The problem – Scan the following material for the string "Bookings" and copy each line in which it appears.

Supplied data –

......

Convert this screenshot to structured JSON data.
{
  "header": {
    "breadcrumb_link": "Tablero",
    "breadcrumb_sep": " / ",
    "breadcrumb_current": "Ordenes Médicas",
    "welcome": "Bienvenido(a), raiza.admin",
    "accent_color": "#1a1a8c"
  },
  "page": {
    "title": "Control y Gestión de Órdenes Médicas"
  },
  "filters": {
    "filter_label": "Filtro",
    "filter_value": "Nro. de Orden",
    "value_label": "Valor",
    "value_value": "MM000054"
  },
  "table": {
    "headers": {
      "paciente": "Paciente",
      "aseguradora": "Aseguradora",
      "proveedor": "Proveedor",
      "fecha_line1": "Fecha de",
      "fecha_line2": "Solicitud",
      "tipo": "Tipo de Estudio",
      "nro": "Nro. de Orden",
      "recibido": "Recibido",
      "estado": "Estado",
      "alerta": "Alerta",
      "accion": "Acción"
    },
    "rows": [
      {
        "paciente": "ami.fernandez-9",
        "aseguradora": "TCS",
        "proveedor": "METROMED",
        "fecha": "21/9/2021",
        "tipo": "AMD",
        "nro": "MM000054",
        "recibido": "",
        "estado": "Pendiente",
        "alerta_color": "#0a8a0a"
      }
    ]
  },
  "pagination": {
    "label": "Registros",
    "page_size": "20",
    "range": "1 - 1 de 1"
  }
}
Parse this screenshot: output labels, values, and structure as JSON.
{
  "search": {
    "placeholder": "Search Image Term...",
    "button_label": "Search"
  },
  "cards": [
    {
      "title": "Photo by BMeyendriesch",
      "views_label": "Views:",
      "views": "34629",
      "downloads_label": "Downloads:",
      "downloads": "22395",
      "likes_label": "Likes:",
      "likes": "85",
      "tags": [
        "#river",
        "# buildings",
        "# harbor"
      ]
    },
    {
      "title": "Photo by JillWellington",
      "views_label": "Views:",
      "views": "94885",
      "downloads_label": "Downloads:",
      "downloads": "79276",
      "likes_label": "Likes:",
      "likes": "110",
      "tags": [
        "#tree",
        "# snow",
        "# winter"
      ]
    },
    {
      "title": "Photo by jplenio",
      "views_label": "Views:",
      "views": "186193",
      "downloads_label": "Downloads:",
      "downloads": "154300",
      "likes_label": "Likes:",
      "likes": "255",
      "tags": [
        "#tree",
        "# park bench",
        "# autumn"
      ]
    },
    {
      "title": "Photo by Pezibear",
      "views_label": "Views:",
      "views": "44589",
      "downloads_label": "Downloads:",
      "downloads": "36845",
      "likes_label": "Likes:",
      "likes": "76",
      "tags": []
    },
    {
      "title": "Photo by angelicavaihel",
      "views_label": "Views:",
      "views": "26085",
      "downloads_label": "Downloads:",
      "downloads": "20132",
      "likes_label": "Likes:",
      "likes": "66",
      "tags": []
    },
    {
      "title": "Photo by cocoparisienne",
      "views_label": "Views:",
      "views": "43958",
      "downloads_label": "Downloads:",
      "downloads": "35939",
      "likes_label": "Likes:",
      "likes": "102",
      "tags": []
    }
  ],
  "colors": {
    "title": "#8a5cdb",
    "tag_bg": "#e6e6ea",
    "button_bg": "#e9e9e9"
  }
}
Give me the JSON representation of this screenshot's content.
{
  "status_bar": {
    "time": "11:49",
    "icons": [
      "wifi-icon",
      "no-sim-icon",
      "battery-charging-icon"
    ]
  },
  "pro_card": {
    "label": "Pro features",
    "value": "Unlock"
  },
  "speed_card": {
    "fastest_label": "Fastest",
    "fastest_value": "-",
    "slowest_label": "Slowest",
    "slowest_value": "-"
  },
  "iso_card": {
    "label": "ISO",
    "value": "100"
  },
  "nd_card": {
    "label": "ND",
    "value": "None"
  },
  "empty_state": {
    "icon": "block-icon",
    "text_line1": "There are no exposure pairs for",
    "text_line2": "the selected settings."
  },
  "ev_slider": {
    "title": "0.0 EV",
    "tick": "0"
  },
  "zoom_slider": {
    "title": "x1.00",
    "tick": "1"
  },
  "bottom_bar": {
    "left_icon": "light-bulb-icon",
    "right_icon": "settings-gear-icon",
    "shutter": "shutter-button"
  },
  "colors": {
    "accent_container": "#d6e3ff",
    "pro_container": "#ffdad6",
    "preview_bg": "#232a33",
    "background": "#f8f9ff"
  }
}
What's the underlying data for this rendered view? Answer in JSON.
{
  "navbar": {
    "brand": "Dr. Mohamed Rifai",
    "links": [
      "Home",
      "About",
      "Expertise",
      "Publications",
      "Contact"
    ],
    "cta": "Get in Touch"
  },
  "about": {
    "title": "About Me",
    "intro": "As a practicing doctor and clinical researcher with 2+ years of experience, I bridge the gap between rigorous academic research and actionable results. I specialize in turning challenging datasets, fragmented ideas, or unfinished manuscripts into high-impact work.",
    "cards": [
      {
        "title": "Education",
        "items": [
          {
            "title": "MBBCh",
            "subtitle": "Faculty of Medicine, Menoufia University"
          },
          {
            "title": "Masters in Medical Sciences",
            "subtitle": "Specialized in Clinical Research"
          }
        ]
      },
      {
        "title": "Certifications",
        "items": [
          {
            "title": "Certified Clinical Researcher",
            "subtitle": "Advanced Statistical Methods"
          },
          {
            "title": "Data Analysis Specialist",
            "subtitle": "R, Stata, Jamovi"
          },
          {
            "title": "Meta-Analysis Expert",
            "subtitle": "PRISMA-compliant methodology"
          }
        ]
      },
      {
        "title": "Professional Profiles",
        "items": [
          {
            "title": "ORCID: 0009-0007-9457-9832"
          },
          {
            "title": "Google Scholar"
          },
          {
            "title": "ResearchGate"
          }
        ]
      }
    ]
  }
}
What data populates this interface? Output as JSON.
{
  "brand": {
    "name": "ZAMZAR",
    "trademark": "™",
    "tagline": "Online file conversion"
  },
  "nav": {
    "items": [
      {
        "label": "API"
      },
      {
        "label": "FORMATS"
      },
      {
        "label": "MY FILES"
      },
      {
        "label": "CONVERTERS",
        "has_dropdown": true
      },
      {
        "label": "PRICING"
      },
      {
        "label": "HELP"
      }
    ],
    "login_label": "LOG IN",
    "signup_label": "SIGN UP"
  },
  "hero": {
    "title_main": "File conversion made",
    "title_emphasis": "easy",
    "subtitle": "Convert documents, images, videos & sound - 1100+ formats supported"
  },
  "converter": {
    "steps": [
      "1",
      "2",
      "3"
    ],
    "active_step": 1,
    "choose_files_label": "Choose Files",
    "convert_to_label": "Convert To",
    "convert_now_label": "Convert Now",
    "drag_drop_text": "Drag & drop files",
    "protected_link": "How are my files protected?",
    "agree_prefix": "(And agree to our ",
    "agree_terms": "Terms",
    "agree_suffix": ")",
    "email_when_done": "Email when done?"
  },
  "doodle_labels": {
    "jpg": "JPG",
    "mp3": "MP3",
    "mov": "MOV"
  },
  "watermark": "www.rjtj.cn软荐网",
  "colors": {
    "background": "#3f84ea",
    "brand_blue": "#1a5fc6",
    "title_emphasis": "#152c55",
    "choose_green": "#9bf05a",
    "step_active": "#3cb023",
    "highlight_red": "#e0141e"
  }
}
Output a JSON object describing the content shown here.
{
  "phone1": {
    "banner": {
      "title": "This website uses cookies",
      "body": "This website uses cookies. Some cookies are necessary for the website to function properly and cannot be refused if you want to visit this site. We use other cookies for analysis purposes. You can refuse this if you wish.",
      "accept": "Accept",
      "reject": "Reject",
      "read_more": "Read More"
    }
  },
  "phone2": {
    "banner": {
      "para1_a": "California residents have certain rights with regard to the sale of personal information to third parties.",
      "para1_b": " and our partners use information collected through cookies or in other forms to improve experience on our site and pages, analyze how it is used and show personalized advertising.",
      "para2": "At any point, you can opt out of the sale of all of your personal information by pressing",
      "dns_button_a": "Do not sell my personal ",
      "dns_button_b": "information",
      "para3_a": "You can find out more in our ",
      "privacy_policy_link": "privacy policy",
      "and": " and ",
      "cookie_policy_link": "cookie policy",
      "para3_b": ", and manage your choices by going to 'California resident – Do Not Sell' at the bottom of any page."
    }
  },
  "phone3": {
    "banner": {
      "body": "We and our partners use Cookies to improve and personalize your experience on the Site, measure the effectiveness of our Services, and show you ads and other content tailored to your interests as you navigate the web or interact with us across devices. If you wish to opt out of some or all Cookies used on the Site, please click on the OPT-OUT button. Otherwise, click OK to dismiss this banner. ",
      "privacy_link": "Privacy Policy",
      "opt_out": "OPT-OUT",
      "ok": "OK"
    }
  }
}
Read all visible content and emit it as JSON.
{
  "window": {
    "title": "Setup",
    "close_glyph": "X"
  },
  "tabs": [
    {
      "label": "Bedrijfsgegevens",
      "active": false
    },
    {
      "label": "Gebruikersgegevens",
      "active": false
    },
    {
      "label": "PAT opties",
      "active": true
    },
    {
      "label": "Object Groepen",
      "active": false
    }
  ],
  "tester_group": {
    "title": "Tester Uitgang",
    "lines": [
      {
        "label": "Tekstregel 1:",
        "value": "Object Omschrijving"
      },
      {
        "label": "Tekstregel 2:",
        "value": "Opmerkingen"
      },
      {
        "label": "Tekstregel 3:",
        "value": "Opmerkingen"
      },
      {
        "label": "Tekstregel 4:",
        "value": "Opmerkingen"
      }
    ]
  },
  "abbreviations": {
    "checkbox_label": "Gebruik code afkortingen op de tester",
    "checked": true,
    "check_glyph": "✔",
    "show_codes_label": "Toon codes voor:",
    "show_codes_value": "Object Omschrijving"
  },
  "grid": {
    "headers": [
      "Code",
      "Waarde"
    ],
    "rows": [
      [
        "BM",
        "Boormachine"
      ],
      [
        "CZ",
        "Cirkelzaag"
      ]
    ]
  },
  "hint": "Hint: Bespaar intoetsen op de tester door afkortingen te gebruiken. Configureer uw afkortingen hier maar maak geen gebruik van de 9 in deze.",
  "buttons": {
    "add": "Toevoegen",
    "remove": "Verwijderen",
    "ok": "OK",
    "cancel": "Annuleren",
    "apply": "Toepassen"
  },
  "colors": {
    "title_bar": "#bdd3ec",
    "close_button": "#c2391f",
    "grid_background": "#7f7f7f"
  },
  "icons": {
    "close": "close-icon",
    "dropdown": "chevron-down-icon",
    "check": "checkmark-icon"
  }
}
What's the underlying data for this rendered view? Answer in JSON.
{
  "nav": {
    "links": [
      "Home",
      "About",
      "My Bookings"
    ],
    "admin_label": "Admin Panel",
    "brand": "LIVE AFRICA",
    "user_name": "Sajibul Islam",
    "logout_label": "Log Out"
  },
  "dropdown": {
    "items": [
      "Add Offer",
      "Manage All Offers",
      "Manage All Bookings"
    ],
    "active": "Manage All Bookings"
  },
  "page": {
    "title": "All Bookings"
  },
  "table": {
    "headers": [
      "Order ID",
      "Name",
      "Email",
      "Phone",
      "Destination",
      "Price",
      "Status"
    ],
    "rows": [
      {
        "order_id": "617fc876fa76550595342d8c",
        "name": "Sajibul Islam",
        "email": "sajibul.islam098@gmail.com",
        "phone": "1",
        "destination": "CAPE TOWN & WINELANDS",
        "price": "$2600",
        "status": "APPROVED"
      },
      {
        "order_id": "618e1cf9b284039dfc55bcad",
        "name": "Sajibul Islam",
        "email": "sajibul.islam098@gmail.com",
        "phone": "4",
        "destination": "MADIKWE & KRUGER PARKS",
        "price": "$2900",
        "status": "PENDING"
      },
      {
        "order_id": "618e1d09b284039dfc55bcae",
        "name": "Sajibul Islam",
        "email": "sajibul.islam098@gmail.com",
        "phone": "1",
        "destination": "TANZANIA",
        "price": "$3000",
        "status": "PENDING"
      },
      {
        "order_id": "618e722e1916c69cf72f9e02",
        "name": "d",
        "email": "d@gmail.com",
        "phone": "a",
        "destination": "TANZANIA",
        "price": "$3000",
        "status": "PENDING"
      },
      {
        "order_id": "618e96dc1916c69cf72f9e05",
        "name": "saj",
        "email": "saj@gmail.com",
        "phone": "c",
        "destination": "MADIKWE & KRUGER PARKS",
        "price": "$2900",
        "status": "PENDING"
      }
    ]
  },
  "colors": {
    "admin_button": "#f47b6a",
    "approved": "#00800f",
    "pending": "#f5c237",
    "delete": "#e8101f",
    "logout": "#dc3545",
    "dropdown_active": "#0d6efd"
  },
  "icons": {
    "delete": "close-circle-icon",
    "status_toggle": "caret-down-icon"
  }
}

......

Task response –
      "My Bookings"
      "Manage All Bookings"
    "active": "Manage All Bookings"
    "title": "All Bookings"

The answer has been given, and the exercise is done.